# RECORDED INFORMATION
· · ·

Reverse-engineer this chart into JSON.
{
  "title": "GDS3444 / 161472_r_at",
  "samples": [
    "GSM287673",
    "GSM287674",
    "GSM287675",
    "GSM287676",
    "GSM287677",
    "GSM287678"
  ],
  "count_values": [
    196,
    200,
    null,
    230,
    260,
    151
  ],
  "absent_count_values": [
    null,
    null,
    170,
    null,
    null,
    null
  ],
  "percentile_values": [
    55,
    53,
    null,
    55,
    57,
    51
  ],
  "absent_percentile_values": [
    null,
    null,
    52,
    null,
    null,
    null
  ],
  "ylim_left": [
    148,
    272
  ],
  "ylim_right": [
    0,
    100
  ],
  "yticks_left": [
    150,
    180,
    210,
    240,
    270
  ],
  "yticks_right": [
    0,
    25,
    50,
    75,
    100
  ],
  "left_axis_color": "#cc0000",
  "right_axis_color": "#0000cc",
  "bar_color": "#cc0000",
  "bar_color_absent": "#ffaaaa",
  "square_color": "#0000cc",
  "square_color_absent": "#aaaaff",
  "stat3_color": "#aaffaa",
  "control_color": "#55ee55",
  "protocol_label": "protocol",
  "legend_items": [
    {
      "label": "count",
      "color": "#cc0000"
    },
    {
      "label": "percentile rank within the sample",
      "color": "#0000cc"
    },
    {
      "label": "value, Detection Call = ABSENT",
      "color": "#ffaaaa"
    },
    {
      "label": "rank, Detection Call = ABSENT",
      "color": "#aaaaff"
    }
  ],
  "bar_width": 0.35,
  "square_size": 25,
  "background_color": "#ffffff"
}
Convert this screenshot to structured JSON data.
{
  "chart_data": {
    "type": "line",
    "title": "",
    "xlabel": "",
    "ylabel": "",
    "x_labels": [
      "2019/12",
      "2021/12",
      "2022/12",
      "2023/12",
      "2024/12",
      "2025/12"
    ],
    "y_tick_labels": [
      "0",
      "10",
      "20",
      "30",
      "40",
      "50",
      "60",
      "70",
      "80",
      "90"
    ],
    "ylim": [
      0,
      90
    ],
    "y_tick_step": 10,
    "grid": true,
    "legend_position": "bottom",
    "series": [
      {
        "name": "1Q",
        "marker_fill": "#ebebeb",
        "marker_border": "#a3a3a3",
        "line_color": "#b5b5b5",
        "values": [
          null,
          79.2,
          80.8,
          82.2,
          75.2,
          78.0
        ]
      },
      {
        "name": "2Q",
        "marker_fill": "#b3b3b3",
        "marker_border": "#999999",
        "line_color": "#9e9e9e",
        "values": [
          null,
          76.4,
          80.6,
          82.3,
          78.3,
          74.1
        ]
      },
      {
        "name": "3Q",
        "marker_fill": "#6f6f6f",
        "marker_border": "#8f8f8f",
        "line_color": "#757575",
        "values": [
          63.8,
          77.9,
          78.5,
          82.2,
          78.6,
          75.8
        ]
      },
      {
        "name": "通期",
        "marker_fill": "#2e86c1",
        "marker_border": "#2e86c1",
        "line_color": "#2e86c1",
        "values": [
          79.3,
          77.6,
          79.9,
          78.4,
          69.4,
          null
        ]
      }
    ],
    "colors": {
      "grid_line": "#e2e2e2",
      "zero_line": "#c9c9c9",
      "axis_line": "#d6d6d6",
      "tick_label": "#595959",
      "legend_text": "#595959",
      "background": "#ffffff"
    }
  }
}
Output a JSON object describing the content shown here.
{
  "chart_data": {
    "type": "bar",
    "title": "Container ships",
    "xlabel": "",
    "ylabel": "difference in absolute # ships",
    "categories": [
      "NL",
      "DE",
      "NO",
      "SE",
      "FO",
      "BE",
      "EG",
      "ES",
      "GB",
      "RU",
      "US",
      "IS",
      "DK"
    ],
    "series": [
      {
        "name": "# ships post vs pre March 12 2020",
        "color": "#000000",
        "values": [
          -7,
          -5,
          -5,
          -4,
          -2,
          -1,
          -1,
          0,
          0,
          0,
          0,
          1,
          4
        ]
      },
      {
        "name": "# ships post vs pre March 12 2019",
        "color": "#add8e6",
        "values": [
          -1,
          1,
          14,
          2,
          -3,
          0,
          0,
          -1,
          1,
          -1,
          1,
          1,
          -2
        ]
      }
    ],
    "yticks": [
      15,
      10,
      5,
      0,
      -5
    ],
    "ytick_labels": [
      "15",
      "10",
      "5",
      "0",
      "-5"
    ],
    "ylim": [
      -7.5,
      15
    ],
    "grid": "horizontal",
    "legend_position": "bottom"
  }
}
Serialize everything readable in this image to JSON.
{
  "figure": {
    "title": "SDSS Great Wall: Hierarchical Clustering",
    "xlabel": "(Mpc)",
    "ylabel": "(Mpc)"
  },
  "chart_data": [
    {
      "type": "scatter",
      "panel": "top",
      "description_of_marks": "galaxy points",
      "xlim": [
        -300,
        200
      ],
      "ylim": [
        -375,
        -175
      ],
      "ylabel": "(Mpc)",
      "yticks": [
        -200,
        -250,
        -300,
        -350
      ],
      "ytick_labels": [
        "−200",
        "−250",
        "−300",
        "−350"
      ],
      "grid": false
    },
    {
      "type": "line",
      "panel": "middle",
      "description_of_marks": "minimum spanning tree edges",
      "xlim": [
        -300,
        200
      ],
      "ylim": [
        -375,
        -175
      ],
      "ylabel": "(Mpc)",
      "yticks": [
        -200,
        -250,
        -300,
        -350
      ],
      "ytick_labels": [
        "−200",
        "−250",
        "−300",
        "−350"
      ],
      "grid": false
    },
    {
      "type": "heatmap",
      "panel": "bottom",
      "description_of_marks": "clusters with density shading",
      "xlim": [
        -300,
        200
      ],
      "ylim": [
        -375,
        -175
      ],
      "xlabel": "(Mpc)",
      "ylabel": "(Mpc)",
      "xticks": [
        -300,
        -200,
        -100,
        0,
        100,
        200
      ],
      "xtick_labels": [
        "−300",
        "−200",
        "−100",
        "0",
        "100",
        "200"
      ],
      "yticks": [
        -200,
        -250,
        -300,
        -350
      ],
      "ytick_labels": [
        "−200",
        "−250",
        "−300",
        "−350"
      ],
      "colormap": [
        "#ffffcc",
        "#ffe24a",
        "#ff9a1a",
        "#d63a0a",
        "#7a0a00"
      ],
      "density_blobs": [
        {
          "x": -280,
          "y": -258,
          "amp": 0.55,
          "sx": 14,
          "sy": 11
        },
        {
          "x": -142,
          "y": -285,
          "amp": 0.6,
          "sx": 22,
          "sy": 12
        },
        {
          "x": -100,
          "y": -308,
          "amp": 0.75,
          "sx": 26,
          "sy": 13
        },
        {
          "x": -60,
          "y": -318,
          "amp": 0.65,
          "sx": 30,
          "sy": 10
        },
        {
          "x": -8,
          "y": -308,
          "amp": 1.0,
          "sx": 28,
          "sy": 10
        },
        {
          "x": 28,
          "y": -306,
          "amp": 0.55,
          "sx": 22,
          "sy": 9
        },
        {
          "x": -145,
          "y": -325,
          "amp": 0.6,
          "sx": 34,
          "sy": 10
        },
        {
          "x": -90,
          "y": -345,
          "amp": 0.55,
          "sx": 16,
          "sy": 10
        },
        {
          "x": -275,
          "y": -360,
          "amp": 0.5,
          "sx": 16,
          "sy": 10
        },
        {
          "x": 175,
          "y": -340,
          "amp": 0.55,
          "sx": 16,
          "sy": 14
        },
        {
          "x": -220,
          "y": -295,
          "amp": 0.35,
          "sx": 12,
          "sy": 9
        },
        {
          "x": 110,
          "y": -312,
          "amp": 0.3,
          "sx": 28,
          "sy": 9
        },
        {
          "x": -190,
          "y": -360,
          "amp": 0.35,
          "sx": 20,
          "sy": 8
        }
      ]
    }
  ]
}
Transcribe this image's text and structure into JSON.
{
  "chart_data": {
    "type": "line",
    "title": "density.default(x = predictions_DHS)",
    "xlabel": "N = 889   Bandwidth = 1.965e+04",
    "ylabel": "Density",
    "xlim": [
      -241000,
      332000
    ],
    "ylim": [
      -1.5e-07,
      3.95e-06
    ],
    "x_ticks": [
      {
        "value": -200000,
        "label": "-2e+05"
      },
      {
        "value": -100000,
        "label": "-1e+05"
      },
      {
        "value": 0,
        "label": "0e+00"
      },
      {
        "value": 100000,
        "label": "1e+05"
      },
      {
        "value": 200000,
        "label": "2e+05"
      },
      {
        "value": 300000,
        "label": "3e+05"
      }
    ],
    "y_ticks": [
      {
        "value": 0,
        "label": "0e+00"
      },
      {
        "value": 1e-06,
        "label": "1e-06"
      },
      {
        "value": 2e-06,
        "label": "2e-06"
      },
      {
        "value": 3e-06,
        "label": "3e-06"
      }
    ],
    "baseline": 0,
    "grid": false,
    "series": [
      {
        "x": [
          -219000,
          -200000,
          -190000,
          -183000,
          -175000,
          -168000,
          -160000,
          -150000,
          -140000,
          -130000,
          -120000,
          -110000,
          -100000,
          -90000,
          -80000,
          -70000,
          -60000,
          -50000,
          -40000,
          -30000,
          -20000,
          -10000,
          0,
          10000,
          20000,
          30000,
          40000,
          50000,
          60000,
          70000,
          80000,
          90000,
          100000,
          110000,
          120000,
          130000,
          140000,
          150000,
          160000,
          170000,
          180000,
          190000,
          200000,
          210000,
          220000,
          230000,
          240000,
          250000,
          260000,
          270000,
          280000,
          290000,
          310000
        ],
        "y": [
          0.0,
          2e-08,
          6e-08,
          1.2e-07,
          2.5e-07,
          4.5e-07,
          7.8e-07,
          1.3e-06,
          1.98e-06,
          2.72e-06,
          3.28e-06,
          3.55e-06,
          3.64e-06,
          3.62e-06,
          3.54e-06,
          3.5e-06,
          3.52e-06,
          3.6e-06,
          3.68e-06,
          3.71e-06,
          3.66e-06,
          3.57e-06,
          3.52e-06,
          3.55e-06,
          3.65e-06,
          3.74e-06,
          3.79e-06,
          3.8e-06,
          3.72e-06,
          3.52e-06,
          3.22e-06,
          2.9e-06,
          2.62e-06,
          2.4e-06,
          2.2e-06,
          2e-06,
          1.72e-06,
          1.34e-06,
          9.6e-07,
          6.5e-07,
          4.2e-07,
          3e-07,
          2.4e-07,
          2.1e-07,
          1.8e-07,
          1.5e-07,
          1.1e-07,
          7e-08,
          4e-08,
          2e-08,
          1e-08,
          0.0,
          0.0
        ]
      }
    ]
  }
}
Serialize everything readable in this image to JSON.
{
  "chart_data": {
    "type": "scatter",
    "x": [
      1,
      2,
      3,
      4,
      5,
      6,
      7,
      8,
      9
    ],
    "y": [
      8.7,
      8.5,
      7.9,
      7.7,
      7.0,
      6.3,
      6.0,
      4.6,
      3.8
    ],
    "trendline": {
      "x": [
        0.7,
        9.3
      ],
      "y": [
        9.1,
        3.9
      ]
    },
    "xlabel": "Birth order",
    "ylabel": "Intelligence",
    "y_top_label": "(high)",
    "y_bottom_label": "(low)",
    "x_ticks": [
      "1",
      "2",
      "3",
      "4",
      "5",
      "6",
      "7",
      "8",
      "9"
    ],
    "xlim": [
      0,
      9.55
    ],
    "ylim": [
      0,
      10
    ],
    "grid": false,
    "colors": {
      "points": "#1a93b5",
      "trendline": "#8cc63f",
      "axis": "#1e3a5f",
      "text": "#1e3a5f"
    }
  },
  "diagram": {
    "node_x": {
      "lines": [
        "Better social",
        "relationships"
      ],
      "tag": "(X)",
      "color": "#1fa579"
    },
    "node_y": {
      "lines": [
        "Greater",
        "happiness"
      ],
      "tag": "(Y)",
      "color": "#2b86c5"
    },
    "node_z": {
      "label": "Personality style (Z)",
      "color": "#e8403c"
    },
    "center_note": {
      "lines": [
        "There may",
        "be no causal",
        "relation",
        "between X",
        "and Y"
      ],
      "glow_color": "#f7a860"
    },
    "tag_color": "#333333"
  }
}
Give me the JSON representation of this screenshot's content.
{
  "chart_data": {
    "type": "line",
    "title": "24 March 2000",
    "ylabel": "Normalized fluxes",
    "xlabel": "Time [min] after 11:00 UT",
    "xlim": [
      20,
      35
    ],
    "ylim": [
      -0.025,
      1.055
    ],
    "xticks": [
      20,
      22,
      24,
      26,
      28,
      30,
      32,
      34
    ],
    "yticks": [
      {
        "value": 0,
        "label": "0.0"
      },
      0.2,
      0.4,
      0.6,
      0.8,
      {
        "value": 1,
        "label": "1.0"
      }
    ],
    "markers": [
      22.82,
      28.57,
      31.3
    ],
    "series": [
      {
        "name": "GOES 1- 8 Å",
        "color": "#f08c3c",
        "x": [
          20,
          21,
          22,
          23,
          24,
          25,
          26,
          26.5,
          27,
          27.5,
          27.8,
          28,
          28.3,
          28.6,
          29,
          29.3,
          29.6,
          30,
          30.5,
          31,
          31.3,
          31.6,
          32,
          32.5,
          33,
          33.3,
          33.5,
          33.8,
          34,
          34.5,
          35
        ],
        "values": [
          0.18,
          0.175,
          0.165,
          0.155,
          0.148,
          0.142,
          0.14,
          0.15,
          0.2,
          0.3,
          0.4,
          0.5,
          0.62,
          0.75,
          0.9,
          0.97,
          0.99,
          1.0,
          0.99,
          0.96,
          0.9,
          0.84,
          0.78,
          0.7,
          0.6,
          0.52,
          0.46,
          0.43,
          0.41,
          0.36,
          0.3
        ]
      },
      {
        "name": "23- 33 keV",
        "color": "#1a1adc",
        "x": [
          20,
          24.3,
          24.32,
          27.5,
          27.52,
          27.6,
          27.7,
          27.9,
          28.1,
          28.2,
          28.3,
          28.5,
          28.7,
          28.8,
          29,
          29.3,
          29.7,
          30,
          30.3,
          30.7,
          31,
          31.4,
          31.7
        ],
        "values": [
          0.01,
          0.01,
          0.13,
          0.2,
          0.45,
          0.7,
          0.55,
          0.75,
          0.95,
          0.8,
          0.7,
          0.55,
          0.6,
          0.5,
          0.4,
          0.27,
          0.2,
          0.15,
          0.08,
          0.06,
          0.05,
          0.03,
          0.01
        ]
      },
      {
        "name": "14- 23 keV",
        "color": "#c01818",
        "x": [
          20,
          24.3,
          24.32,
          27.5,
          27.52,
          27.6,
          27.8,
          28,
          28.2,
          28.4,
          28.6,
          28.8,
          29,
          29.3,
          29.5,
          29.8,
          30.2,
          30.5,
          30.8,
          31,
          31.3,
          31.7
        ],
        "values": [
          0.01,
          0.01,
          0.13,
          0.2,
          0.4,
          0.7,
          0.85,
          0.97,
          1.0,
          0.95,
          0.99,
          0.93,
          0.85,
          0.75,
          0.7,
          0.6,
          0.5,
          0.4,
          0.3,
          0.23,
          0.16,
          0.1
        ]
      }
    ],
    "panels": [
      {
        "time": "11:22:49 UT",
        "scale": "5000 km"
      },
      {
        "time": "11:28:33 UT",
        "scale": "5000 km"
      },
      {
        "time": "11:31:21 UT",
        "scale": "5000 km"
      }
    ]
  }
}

· · ·

# YOUR OBJECTIVE
Give the number of lines above in which the word "March" occurs, with nothing else.

# OUTPUT
3